By far the best thing about Derailed is the performance of Clive Owen. This “almost” James Bond reveals levels of vulnerability and outrage that same of his other film portrayals have only hinted at. His Charles is a dark and brooding character caught in a web that is of course partially of his own making, but which soon becomes so entangled in unimaginable strands of other people’s doings that the character has to confront his own suburban bred impotence to try to set things right again. And that at least explains one of the codas, which brings the film to a relatively satisfying conclusion.

But too much else in Derailed plays like a second rate dinner theater version of Hitchcock. The innocent (or in this case semi-innocent) man lured into a web of intrigue and deceit. Seen it. The pathological behavior of a coterie of bad people. Seen it. The hard boiled police detective who knows something bad’s cooking, but can’t quite put his finger on it. Definitely seen it. If Derailed had jettisoned at least some of these elements, it would have been a leaner, meaner thriller and might have provided Jennifer Aniston with an entrée into femmes fatales roles. As it stands, she’s still cute and perky, but that isn’t exactly what a film like Derailed calls for.

* **Raw data**:
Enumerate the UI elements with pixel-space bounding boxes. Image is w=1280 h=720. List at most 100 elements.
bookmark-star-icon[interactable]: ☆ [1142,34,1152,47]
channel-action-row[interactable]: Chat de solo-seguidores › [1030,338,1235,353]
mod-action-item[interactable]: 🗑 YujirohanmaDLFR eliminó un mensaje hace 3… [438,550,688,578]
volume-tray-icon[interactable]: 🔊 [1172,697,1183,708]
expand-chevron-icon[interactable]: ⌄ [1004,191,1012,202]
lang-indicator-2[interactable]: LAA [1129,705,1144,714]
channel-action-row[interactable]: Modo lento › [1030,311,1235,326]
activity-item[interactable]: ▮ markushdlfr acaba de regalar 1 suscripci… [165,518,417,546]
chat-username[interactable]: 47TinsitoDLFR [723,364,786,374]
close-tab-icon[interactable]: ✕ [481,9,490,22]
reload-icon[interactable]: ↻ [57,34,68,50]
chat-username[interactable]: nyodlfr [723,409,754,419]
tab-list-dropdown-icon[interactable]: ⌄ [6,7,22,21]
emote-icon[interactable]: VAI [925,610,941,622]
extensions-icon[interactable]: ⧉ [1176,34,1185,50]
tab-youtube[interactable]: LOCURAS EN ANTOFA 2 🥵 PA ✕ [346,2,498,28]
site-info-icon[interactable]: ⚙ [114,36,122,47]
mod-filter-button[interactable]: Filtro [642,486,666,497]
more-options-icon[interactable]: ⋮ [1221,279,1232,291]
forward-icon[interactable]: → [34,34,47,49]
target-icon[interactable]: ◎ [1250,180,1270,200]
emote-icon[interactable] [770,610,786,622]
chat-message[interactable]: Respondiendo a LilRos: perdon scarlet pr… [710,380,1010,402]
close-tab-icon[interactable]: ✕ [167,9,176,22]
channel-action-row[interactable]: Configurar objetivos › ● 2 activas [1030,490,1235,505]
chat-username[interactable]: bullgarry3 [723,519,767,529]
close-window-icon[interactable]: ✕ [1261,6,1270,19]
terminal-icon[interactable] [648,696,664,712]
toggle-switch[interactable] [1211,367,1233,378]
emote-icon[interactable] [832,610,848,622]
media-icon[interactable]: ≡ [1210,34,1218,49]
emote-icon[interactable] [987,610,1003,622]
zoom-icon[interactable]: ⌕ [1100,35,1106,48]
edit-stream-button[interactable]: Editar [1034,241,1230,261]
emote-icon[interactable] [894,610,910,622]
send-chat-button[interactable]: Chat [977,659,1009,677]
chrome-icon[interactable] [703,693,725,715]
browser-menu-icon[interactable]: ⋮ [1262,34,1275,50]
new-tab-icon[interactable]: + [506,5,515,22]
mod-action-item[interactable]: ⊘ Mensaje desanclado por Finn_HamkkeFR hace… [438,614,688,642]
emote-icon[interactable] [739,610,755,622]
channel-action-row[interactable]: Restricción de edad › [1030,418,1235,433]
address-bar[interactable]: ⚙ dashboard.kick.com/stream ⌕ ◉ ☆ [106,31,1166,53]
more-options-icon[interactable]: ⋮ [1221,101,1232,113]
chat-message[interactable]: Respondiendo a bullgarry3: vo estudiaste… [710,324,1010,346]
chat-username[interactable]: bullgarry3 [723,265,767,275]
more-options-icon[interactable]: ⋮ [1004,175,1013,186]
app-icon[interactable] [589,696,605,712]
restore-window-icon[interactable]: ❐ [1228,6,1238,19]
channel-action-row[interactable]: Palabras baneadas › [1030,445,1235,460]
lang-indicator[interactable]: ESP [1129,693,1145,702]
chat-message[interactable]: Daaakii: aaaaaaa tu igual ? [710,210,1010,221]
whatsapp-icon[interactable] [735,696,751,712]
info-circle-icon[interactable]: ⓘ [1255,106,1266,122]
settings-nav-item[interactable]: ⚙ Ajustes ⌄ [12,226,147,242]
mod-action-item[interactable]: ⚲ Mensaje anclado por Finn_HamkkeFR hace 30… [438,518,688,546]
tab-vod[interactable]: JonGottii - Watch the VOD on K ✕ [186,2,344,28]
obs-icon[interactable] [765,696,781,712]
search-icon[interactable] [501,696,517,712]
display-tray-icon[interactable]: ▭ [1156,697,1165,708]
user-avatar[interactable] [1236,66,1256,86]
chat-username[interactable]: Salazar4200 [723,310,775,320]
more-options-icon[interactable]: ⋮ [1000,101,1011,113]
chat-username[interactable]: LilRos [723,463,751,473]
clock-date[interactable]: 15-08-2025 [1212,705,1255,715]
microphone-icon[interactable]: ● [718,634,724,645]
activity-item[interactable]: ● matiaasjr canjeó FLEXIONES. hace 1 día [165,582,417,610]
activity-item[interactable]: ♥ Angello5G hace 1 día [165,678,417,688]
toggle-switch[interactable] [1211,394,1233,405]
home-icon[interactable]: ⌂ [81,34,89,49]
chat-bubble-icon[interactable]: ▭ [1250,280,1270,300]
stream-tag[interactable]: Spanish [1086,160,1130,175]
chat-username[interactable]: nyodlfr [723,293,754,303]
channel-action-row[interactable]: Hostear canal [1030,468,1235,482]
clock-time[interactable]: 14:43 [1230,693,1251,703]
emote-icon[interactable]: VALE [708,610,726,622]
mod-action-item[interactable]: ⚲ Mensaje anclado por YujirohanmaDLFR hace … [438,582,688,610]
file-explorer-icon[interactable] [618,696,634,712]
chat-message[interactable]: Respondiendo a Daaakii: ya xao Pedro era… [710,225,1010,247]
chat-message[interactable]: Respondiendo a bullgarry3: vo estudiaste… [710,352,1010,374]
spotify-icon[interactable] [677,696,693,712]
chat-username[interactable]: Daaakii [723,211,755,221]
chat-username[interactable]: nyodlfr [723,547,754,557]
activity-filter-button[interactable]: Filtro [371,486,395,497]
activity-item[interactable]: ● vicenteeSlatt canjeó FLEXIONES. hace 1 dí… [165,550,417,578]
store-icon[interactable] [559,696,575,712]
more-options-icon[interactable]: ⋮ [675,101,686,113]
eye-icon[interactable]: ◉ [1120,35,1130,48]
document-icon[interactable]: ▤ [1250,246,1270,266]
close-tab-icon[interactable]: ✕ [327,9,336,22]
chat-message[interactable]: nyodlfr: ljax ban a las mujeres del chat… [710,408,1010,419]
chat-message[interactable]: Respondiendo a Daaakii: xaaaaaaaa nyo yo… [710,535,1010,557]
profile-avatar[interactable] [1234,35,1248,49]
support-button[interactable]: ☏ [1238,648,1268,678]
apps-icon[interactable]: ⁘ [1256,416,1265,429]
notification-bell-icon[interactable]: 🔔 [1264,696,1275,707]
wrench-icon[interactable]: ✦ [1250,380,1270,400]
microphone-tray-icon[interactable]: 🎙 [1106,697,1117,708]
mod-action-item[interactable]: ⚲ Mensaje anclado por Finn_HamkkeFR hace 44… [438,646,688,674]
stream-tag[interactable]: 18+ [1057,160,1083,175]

* **Exercise instructions**:
1) Return the part of the Derailed review from "By far the best" to "relatively satisfying conclusion.".
2) Rewrite the entries from their first line to the line with "chrome-icon[interactable] [703,693,725,715]", changing "close-tab-icon" to "close-tab-button" and leaving everything else as it is. Give only those lines.

* **Outputs for the tasks**:
1)
By far the best thing about Derailed is the performance of Clive Owen. This “almost” James Bond reveals levels of vulnerability and outrage that same of his other film portrayals have only hinted at. His Charles is a dark and brooding character caught in a web that is of course partially of his own making, but which soon becomes so entangled in unimaginable strands of other people’s doings that the character has to confront his own suburban bred impotence to try to set things right again. And that at least explains one of the codas, which brings the film to a relatively satisfying conclusion.

2)
Enumerate the UI elements with pixel-space bounding boxes. Image is w=1280 h=720. List at most 100 elements.
bookmark-star-icon[interactable]: ☆ [1142,34,1152,47]
channel-action-row[interactable]: Chat de solo-seguidores › [1030,338,1235,353]
mod-action-item[interactable]: 🗑 YujirohanmaDLFR eliminó un mensaje hace 3… [438,550,688,578]
volume-tray-icon[interactable]: 🔊 [1172,697,1183,708]
expand-chevron-icon[interactable]: ⌄ [1004,191,1012,202]
lang-indicator-2[interactable]: LAA [1129,705,1144,714]
channel-action-row[interactable]: Modo lento › [1030,311,1235,326]
activity-item[interactable]: ▮ markushdlfr acaba de regalar 1 suscripci… [165,518,417,546]
chat-username[interactable]: 47TinsitoDLFR [723,364,786,374]
close-tab-button[interactable]: ✕ [481,9,490,22]
reload-icon[interactable]: ↻ [57,34,68,50]
chat-username[interactable]: nyodlfr [723,409,754,419]
tab-list-dropdown-icon[interactable]: ⌄ [6,7,22,21]
emote-icon[interactable]: VAI [925,610,941,622]
extensions-icon[interactable]: ⧉ [1176,34,1185,50]
tab-youtube[interactable]: LOCURAS EN ANTOFA 2 🥵 PA ✕ [346,2,498,28]
site-info-icon[interactable]: ⚙ [114,36,122,47]
mod-filter-button[interactable]: Filtro [642,486,666,497]
more-options-icon[interactable]: ⋮ [1221,279,1232,291]
forward-icon[interactable]: → [34,34,47,49]
target-icon[interactable]: ◎ [1250,180,1270,200]
emote-icon[interactable] [770,610,786,622]
chat-message[interactable]: Respondiendo a LilRos: perdon scarlet pr… [710,380,1010,402]
close-tab-button[interactable]: ✕ [167,9,176,22]
channel-action-row[interactable]: Configurar objetivos › ● 2 activas [1030,490,1235,505]
chat-username[interactable]: bullgarry3 [723,519,767,529]
close-window-icon[interactable]: ✕ [1261,6,1270,19]
terminal-icon[interactable] [648,696,664,712]
toggle-switch[interactable] [1211,367,1233,378]
emote-icon[interactable] [832,610,848,622]
media-icon[interactable]: ≡ [1210,34,1218,49]
emote-icon[interactable] [987,610,1003,622]
zoom-icon[interactable]: ⌕ [1100,35,1106,48]
edit-stream-button[interactable]: Editar [1034,241,1230,261]
emote-icon[interactable] [894,610,910,622]
send-chat-button[interactable]: Chat [977,659,1009,677]
chrome-icon[interactable] [703,693,725,715]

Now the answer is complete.